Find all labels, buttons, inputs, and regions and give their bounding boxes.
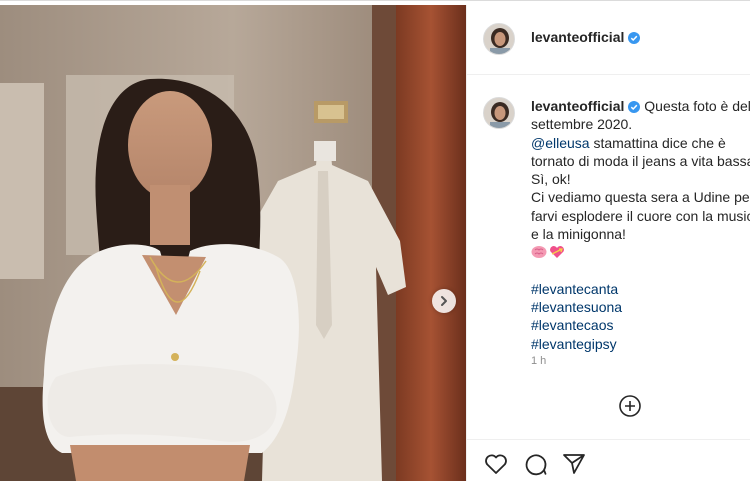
verified-badge-icon: [628, 32, 641, 44]
like-button[interactable]: [483, 451, 509, 477]
caption-username-link[interactable]: levanteofficial: [531, 98, 624, 114]
hashtag-line-2: #levantesuona: [531, 298, 750, 316]
mention-link[interactable]: @elleusa: [531, 135, 590, 151]
post-side-panel: levanteofficial levanteofficial Questa f…: [466, 5, 750, 481]
share-button[interactable]: [561, 451, 587, 477]
comment-icon: [525, 454, 547, 476]
hashtag-link[interactable]: #levantecaos: [531, 317, 614, 333]
paper-plane-icon: [563, 454, 585, 474]
caption-line-7: farvi esplodere il cuore con la musica: [531, 207, 750, 224]
hashtag-line-4: #levantegipsy: [531, 335, 750, 353]
post-photo-illustration: [0, 5, 466, 481]
post-photo[interactable]: [0, 5, 466, 481]
caption-avatar[interactable]: [483, 97, 515, 129]
avatar-image: [484, 24, 514, 54]
header-username-row: levanteofficial: [531, 29, 641, 47]
avatar[interactable]: [483, 23, 515, 55]
hashtag-link[interactable]: #levantecanta: [531, 281, 618, 297]
instagram-post: levanteofficial levanteofficial Questa f…: [0, 0, 750, 481]
chevron-right-icon: [441, 296, 447, 306]
caption-line-1: levanteofficial Questa foto è del: [531, 97, 750, 115]
post-timestamp[interactable]: 1 h: [531, 355, 546, 367]
hashtag-line-3: #levantecaos: [531, 316, 750, 334]
caption-line-3: @elleusa stamattina dice che è: [531, 134, 750, 152]
plus-circle-icon: [619, 395, 641, 417]
username-link[interactable]: levanteofficial: [531, 29, 624, 45]
caption-line-5: Sì, ok!: [531, 171, 571, 188]
caption-text-start: Questa foto è del: [644, 98, 750, 114]
comment-button[interactable]: [523, 451, 549, 477]
load-more-comments-button[interactable]: [619, 395, 641, 417]
hashtag-link[interactable]: #levantesuona: [531, 299, 622, 315]
caption-line-8: e la minigonna!: [531, 226, 626, 243]
carousel-next-button[interactable]: [432, 289, 456, 313]
brain-emoji: [531, 246, 547, 259]
heart-icon: [485, 454, 507, 474]
caption-line-4: tornato di moda il jeans a vita bassa: [531, 152, 750, 169]
post-header: levanteofficial: [467, 5, 750, 75]
caption-line-3-text: stamattina dice che è: [589, 134, 726, 151]
hashtag-link[interactable]: #levantegipsy: [531, 336, 617, 352]
hashtag-line-1: #levantecanta: [531, 280, 750, 298]
caption-emoji-line: [531, 243, 750, 261]
caption-line-2: settembre 2020.: [531, 116, 633, 133]
caption-avatar-image: [484, 98, 514, 128]
post-caption: levanteofficial Questa foto è del settem…: [531, 97, 750, 353]
caption-line-6: Ci vediamo questa sera a Udine per: [531, 189, 750, 206]
post-actions-bar: [467, 439, 750, 481]
heart-with-ribbon-emoji: [550, 246, 564, 259]
verified-badge-icon: [628, 101, 641, 113]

⁂

Reproduce, word for word, the lines of the items above from the one containing "verified-badge-icon: [628, 32, 641, 44]" through the one containing "header-username-row: levanteofficial: [531, 29, 641, 47]", including both of those lines.

verified-badge-icon: [628, 32, 641, 44]
like-button[interactable]: [483, 451, 509, 477]
caption-username-link[interactable]: levanteofficial: [531, 98, 624, 114]
hashtag-line-2: #levantesuona: [531, 298, 750, 316]
mention-link[interactable]: @elleusa: [531, 135, 590, 151]
post-side-panel: levanteofficial levanteofficial Questa f…: [466, 5, 750, 481]
share-button[interactable]: [561, 451, 587, 477]
comment-icon: [525, 454, 547, 476]
hashtag-link[interactable]: #levantecaos: [531, 317, 614, 333]
paper-plane-icon: [563, 454, 585, 474]
caption-line-7: farvi esplodere il cuore con la musica: [531, 207, 750, 224]
hashtag-line-4: #levantegipsy: [531, 335, 750, 353]
post-photo-illustration: [0, 5, 466, 481]
post-photo[interactable]: [0, 5, 466, 481]
caption-avatar[interactable]: [483, 97, 515, 129]
avatar-image: [484, 24, 514, 54]
header-username-row: levanteofficial: [531, 29, 641, 47]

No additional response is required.